__Data for processing__
-- START --
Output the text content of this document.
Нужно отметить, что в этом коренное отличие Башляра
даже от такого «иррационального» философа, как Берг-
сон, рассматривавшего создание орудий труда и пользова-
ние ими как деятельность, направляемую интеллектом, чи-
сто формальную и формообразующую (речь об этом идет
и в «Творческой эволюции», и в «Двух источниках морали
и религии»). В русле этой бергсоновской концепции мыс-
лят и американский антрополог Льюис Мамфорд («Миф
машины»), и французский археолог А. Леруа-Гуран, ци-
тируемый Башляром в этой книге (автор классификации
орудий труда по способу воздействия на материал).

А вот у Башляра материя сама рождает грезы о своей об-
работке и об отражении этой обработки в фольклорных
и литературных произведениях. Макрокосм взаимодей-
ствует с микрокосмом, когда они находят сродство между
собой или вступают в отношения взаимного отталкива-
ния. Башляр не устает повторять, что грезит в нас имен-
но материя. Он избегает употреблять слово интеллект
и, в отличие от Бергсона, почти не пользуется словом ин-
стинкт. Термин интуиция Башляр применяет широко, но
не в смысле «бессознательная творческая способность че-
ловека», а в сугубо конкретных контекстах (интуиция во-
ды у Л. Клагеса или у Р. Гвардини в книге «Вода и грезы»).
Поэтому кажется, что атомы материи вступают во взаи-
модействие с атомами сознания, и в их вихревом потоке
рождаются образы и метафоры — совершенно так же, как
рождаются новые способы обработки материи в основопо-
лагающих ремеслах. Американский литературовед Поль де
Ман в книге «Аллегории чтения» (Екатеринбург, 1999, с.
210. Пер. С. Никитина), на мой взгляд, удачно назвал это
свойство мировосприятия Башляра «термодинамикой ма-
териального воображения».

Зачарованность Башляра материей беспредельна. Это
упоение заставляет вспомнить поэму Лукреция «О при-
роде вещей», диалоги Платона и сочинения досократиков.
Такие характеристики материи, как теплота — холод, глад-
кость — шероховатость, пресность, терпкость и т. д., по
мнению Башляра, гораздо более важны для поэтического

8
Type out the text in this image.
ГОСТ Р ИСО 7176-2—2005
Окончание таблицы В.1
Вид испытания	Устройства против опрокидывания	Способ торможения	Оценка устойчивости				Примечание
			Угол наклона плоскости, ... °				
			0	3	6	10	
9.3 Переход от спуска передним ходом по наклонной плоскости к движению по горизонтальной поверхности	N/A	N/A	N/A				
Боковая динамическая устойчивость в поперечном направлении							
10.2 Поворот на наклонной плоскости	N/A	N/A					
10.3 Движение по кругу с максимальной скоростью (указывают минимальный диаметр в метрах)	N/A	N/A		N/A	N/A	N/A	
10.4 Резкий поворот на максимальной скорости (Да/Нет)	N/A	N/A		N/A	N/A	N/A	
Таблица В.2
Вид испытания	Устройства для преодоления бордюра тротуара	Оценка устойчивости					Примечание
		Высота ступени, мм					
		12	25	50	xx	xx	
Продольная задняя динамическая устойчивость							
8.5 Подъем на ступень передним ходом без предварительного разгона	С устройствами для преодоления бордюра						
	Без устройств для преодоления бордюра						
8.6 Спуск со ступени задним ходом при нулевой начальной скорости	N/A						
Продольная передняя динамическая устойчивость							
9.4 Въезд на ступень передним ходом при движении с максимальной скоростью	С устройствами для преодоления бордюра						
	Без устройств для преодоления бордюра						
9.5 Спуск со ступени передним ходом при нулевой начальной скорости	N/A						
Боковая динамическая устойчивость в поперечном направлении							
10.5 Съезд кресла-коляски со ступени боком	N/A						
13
-- END --
Set down all of the records shown above once more, exactly.

Output the text content of this document.
Нужно отметить, что в этом коренное отличие Башляра
даже от такого «иррационального» философа, как Берг-
сон, рассматривавшего создание орудий труда и пользова-
ние ими как деятельность, направляемую интеллектом, чи-
сто формальную и формообразующую (речь об этом идет
и в «Творческой эволюции», и в «Двух источниках морали
и религии»). В русле этой бергсоновской концепции мыс-
лят и американский антрополог Льюис Мамфорд («Миф
машины»), и французский археолог А. Леруа-Гуран, ци-
тируемый Башляром в этой книге (автор классификации
орудий труда по способу воздействия на материал).

А вот у Башляра материя сама рождает грезы о своей об-
работке и об отражении этой обработки в фольклорных
и литературных произведениях. Макрокосм взаимодей-
ствует с микрокосмом, когда они находят сродство между
собой или вступают в отношения взаимного отталкива-
ния. Башляр не устает повторять, что грезит в нас имен-
но материя. Он избегает употреблять слово интеллект
и, в отличие от Бергсона, почти не пользуется словом ин-
стинкт. Термин интуиция Башляр применяет широко, но
не в смысле «бессознательная творческая способность че-
ловека», а в сугубо конкретных контекстах (интуиция во-
ды у Л. Клагеса или у Р. Гвардини в книге «Вода и грезы»).
Поэтому кажется, что атомы материи вступают во взаи-
модействие с атомами сознания, и в их вихревом потоке
рождаются образы и метафоры — совершенно так же, как
рождаются новые способы обработки материи в основопо-
лагающих ремеслах. Американский литературовед Поль де
Ман в книге «Аллегории чтения» (Екатеринбург, 1999, с.
210. Пер. С. Никитина), на мой взгляд, удачно назвал это
свойство мировосприятия Башляра «термодинамикой ма-
териального воображения».

Зачарованность Башляра материей беспредельна. Это
упоение заставляет вспомнить поэму Лукреция «О при-
роде вещей», диалоги Платона и сочинения досократиков.
Такие характеристики материи, как теплота — холод, глад-
кость — шероховатость, пресность, терпкость и т. д., по
мнению Башляра, гораздо более важны для поэтического

8
Type out the text in this image.
ГОСТ Р ИСО 7176-2—2005
Окончание таблицы В.1
Вид испытания	Устройства против опрокидывания	Способ торможения	Оценка устойчивости				Примечание
			Угол наклона плоскости, ... °				
			0	3	6	10	
9.3 Переход от спуска передним ходом по наклонной плоскости к движению по горизонтальной поверхности	N/A	N/A	N/A				
Боковая динамическая устойчивость в поперечном направлении							
10.2 Поворот на наклонной плоскости	N/A	N/A					
10.3 Движение по кругу с максимальной скоростью (указывают минимальный диаметр в метрах)	N/A	N/A		N/A	N/A	N/A	
10.4 Резкий поворот на максимальной скорости (Да/Нет)	N/A	N/A		N/A	N/A	N/A	
Таблица В.2
Вид испытания	Устройства для преодоления бордюра тротуара	Оценка устойчивости					Примечание
		Высота ступени, мм					
		12	25	50	xx	xx	
Продольная задняя динамическая устойчивость							
8.5 Подъем на ступень передним ходом без предварительного разгона	С устройствами для преодоления бордюра						
	Без устройств для преодоления бордюра						
8.6 Спуск со ступени задним ходом при нулевой начальной скорости	N/A						
Продольная передняя динамическая устойчивость							
9.4 Въезд на ступень передним ходом при движении с максимальной скоростью	С устройствами для преодоления бордюра						
	Без устройств для преодоления бордюра						
9.5 Спуск со ступени передним ходом при нулевой начальной скорости	N/A						
Боковая динамическая устойчивость в поперечном направлении							
10.5 Съезд кресла-коляски со ступени боком	N/A						
13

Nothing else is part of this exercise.